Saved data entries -
+ + + +

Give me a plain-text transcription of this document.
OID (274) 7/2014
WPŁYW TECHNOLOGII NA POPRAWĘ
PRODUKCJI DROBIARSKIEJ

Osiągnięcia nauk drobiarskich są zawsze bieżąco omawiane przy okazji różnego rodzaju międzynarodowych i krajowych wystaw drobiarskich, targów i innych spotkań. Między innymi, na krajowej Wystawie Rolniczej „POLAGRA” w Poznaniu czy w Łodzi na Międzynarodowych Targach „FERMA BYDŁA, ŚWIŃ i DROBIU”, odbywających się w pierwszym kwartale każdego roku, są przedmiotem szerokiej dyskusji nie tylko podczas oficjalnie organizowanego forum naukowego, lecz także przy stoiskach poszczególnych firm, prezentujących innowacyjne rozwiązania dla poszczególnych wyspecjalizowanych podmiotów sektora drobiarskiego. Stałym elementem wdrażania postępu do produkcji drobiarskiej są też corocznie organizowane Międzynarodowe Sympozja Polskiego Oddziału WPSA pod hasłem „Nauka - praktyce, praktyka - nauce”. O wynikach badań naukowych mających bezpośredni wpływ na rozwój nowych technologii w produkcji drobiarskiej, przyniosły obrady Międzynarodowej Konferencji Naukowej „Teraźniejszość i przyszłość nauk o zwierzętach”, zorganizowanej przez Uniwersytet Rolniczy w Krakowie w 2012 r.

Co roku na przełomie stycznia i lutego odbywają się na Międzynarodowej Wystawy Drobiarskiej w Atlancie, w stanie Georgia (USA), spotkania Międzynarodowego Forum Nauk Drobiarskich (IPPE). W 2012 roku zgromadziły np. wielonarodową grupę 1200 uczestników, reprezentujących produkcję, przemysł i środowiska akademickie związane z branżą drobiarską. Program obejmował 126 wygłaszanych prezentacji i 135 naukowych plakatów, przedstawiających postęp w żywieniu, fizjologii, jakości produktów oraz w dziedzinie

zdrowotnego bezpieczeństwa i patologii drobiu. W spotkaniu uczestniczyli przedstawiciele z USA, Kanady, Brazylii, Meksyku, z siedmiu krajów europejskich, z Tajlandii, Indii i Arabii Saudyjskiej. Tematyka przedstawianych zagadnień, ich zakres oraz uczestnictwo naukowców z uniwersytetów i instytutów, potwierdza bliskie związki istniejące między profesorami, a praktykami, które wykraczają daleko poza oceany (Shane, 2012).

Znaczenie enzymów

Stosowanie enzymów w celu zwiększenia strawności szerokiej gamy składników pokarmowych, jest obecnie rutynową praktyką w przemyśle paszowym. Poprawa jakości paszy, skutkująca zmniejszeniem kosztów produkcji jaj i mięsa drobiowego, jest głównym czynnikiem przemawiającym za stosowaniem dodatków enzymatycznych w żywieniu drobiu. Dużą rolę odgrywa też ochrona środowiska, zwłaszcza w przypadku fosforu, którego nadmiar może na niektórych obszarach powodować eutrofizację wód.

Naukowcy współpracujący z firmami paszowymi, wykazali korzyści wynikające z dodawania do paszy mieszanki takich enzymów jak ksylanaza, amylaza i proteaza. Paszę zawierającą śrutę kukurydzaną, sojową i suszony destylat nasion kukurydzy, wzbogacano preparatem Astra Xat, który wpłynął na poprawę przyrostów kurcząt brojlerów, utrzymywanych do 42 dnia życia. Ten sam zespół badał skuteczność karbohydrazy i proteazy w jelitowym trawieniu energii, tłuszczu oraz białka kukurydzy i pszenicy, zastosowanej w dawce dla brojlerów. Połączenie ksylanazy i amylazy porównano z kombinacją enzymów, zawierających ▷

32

+ + + +

JOB - Quote all of the entries verbatim.

THE SOLUTION -
Give me a plain-text transcription of this document.
OID (274) 7/2014
WPŁYW TECHNOLOGII NA POPRAWĘ
PRODUKCJI DROBIARSKIEJ

Osiągnięcia nauk drobiarskich są zawsze bieżąco omawiane przy okazji różnego rodzaju międzynarodowych i krajowych wystaw drobiarskich, targów i innych spotkań. Między innymi, na krajowej Wystawie Rolniczej „POLAGRA” w Poznaniu czy w Łodzi na Międzynarodowych Targach „FERMA BYDŁA, ŚWIŃ i DROBIU”, odbywających się w pierwszym kwartale każdego roku, są przedmiotem szerokiej dyskusji nie tylko podczas oficjalnie organizowanego forum naukowego, lecz także przy stoiskach poszczególnych firm, prezentujących innowacyjne rozwiązania dla poszczególnych wyspecjalizowanych podmiotów sektora drobiarskiego. Stałym elementem wdrażania postępu do produkcji drobiarskiej są też corocznie organizowane Międzynarodowe Sympozja Polskiego Oddziału WPSA pod hasłem „Nauka - praktyce, praktyka - nauce”. O wynikach badań naukowych mających bezpośredni wpływ na rozwój nowych technologii w produkcji drobiarskiej, przyniosły obrady Międzynarodowej Konferencji Naukowej „Teraźniejszość i przyszłość nauk o zwierzętach”, zorganizowanej przez Uniwersytet Rolniczy w Krakowie w 2012 r.

Co roku na przełomie stycznia i lutego odbywają się na Międzynarodowej Wystawy Drobiarskiej w Atlancie, w stanie Georgia (USA), spotkania Międzynarodowego Forum Nauk Drobiarskich (IPPE). W 2012 roku zgromadziły np. wielonarodową grupę 1200 uczestników, reprezentujących produkcję, przemysł i środowiska akademickie związane z branżą drobiarską. Program obejmował 126 wygłaszanych prezentacji i 135 naukowych plakatów, przedstawiających postęp w żywieniu, fizjologii, jakości produktów oraz w dziedzinie

zdrowotnego bezpieczeństwa i patologii drobiu. W spotkaniu uczestniczyli przedstawiciele z USA, Kanady, Brazylii, Meksyku, z siedmiu krajów europejskich, z Tajlandii, Indii i Arabii Saudyjskiej. Tematyka przedstawianych zagadnień, ich zakres oraz uczestnictwo naukowców z uniwersytetów i instytutów, potwierdza bliskie związki istniejące między profesorami, a praktykami, które wykraczają daleko poza oceany (Shane, 2012).

Znaczenie enzymów

Stosowanie enzymów w celu zwiększenia strawności szerokiej gamy składników pokarmowych, jest obecnie rutynową praktyką w przemyśle paszowym. Poprawa jakości paszy, skutkująca zmniejszeniem kosztów produkcji jaj i mięsa drobiowego, jest głównym czynnikiem przemawiającym za stosowaniem dodatków enzymatycznych w żywieniu drobiu. Dużą rolę odgrywa też ochrona środowiska, zwłaszcza w przypadku fosforu, którego nadmiar może na niektórych obszarach powodować eutrofizację wód.

Naukowcy współpracujący z firmami paszowymi, wykazali korzyści wynikające z dodawania do paszy mieszanki takich enzymów jak ksylanaza, amylaza i proteaza. Paszę zawierającą śrutę kukurydzaną, sojową i suszony destylat nasion kukurydzy, wzbogacano preparatem Astra Xat, który wpłynął na poprawę przyrostów kurcząt brojlerów, utrzymywanych do 42 dnia życia. Ten sam zespół badał skuteczność karbohydrazy i proteazy w jelitowym trawieniu energii, tłuszczu oraz białka kukurydzy i pszenicy, zastosowanej w dawce dla brojlerów. Połączenie ksylanazy i amylazy porównano z kombinacją enzymów, zawierających ▷

32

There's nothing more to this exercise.